→ **OPDRACHTDOEL**
Neem alle regels hieronder woord voor woord over. Laat de afbeeldingen weg in je antwoord.
_ _ _ _
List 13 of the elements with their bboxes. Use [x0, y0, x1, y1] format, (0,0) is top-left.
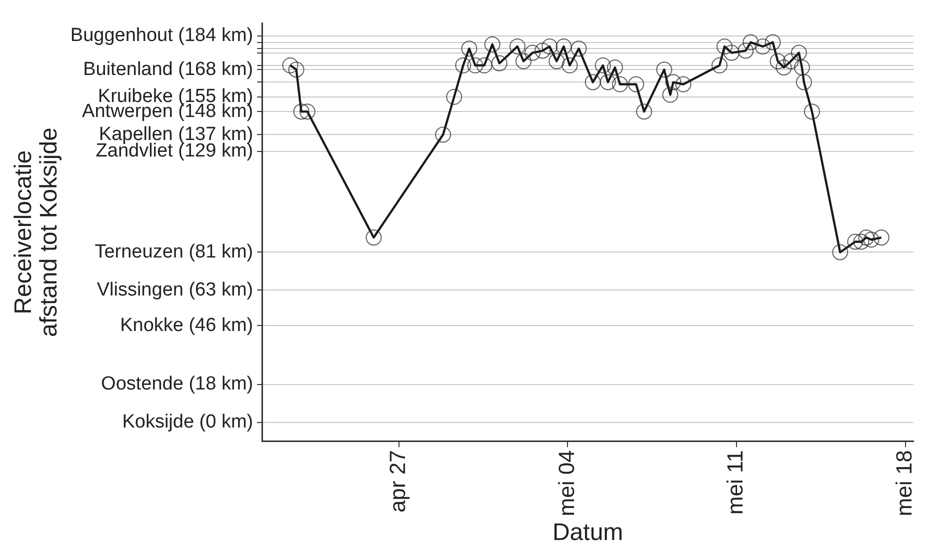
y-tick-label: Vlissingen (63 km)	[96, 279, 254, 300]
y-axis-title: Receiverlocatie afstand tot Koksijde	[10, 128, 62, 338]
x-tick-label: mei 18	[892, 450, 917, 516]
y-tick-label: Koksijde (0 km)	[122, 412, 254, 433]
x-tick-label: mei 11	[722, 450, 748, 515]
x-tick-label: mei 04	[554, 450, 579, 516]
y-tick-label: Oostende (18 km)	[101, 374, 254, 395]
x-axis-title: Datum	[552, 519, 624, 546]
y-tick-label: Buggenhout (184 km)	[70, 25, 254, 46]
y-tick-label: Knokke (46 km)	[120, 314, 254, 336]
x-tick-label: apr 27	[384, 450, 410, 513]
y-tick-label: Buitenland (168 km)	[83, 58, 254, 80]
y-tick-label: Terneuzen (81 km)	[94, 241, 254, 262]
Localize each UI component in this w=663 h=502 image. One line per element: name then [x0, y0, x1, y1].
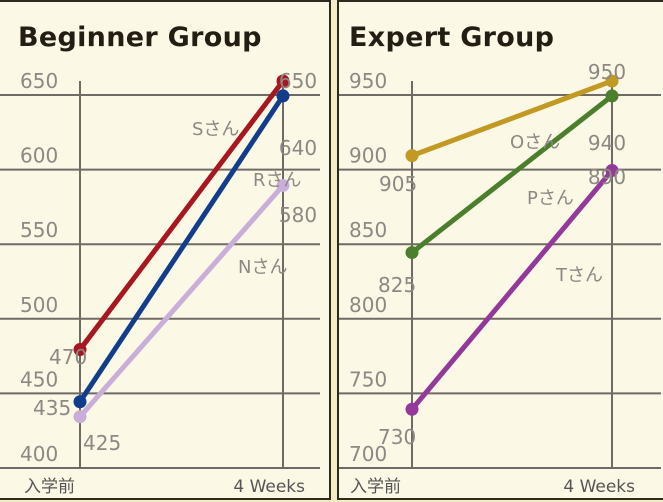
_ _ _ _
→ **VOLLEDIGE UITVOER**
List 13 of the elements with their bboxes. Use [x0, y0, x1, y1] format, (0,0) is top-left.
y-tick-label: Vlissingen (63 km)	[96, 279, 254, 300]
y-axis-title: Receiverlocatie afstand tot Koksijde	[10, 128, 62, 338]
x-tick-label: mei 18	[892, 450, 917, 516]
y-tick-label: Koksijde (0 km)	[122, 412, 254, 433]
x-tick-label: mei 11	[722, 450, 748, 515]
x-tick-label: mei 04	[554, 450, 579, 516]
y-tick-label: Oostende (18 km)	[101, 374, 254, 395]
x-axis-title: Datum	[552, 519, 624, 546]
y-tick-label: Buggenhout (184 km)	[70, 25, 254, 46]
y-tick-label: Knokke (46 km)	[120, 314, 254, 336]
x-tick-label: apr 27	[384, 450, 410, 513]
y-tick-label: Buitenland (168 km)	[83, 58, 254, 80]
y-tick-label: Terneuzen (81 km)	[94, 241, 254, 262]
Localize each UI component in this w=663 h=502 image. One line per element: name then [x0, y0, x1, y1].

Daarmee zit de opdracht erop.